▶ What is expected: Search the material for the string "color" and copy each line where it occurs.

Stored items from a collection
+ + + +

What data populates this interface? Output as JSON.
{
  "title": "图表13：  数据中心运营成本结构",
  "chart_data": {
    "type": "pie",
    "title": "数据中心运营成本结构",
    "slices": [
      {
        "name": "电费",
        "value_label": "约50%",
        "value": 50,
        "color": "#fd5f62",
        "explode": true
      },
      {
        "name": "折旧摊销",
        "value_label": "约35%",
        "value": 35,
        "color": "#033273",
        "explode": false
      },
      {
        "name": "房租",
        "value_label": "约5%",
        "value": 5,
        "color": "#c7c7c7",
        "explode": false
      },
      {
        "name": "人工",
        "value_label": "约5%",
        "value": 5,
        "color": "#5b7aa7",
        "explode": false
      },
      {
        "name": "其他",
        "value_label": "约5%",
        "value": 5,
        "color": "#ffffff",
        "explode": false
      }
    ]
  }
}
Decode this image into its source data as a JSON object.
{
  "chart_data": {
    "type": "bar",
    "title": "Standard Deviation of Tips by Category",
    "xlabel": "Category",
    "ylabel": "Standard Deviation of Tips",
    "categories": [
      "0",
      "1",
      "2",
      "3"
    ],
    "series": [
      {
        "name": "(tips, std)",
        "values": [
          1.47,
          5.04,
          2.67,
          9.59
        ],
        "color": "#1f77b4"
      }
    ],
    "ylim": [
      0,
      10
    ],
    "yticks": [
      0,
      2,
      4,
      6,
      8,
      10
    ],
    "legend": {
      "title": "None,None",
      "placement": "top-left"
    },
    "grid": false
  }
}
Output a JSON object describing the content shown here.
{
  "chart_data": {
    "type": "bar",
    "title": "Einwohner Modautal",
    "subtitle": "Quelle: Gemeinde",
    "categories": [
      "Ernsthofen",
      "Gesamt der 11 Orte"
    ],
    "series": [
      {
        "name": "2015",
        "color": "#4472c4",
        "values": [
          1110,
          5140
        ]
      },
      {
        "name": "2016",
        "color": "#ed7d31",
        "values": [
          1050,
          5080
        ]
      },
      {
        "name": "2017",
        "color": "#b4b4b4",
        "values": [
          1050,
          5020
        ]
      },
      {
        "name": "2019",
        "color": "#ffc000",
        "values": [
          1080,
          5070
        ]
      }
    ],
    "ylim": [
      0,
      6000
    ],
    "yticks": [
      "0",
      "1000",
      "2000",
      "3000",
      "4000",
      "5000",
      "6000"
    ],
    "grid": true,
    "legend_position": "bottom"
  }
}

+ + + +

▶ Result of this exercise:
        "color": "#fd5f62",
        "color": "#033273",
        "color": "#c7c7c7",
        "color": "#5b7aa7",
        "color": "#ffffff",
        "color": "#1f77b4"
        "color": "#4472c4",
        "color": "#ed7d31",
        "color": "#b4b4b4",
        "color": "#ffc000",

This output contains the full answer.